WHAT IS ASKED: Which lines contain the string "revista"? Please list every one of them.

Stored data
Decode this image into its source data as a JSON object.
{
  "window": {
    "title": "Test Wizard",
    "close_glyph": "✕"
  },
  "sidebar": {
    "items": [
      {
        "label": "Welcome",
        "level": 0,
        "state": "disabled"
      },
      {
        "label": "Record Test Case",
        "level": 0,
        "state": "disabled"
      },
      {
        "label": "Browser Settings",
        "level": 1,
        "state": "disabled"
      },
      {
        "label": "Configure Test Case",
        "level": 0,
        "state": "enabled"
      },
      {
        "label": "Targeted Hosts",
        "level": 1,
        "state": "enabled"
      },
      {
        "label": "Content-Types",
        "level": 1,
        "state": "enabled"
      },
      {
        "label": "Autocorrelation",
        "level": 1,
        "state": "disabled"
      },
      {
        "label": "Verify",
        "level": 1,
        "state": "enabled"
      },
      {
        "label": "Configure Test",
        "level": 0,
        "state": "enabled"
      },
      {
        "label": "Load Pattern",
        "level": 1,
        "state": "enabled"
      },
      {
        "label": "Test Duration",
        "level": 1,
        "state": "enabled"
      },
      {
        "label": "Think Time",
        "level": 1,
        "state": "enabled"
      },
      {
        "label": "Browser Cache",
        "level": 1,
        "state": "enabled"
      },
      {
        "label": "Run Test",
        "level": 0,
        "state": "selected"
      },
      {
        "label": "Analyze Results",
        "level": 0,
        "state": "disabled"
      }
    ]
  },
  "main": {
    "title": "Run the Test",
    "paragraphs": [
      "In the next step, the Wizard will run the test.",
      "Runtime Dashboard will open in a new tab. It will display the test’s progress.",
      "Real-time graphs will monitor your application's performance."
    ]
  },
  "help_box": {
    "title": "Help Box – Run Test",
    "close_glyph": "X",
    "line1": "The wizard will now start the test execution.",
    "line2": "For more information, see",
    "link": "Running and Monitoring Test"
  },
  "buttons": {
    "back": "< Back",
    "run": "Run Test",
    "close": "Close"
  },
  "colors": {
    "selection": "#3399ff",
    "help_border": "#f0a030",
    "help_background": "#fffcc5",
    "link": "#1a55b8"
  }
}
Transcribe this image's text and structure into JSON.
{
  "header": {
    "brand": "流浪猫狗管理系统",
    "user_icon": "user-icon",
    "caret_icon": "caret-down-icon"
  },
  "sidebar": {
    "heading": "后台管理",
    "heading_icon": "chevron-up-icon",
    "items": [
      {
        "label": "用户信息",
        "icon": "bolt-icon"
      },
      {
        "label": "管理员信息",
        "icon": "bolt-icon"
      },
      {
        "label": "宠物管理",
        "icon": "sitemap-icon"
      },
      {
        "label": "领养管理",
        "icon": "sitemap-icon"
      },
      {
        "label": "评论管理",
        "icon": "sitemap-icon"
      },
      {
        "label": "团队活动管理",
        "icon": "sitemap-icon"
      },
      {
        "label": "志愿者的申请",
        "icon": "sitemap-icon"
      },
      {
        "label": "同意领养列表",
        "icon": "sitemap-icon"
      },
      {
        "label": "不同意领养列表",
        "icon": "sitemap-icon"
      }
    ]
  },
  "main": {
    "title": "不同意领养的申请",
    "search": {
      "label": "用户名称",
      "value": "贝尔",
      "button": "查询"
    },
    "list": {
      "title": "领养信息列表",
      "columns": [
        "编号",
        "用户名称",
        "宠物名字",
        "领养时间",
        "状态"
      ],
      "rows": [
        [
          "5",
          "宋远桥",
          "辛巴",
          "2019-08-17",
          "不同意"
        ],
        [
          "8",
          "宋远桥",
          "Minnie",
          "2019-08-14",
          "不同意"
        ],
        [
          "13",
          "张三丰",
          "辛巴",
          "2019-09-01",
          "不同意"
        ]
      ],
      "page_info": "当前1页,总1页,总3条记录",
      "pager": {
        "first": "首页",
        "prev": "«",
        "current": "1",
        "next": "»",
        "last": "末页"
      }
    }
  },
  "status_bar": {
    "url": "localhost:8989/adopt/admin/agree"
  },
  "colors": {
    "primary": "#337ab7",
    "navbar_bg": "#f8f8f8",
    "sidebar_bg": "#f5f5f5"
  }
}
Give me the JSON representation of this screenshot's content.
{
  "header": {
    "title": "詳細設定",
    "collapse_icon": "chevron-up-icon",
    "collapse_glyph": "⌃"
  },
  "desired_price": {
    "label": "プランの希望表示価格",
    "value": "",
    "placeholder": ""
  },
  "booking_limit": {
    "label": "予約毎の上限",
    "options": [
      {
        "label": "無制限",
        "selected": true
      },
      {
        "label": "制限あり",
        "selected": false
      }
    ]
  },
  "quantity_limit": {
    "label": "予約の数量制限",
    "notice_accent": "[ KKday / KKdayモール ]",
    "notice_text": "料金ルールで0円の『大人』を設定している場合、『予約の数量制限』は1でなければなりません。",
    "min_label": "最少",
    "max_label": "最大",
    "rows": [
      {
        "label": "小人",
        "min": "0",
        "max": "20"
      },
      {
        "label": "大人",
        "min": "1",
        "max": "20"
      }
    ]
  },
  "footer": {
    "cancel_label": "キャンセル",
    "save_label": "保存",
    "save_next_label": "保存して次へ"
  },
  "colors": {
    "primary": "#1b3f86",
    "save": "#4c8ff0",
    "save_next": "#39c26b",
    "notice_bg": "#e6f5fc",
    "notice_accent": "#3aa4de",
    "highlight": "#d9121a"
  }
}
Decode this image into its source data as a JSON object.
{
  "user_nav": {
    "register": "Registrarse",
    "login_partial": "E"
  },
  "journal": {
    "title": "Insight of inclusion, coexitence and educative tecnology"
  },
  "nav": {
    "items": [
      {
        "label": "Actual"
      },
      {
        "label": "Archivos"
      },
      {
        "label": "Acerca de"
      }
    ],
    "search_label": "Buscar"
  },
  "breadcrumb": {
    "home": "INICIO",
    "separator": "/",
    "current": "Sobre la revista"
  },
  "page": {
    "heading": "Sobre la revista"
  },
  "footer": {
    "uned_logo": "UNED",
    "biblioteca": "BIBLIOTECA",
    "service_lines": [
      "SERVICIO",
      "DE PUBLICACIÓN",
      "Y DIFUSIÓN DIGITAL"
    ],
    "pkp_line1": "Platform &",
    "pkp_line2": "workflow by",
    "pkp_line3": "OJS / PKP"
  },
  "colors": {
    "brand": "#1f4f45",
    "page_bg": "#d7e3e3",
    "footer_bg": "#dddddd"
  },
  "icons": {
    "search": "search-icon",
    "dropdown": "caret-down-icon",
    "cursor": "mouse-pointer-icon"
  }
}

RESPONSE TO THE TASK:
    "current": "Sobre la revista"
    "heading": "Sobre la revista"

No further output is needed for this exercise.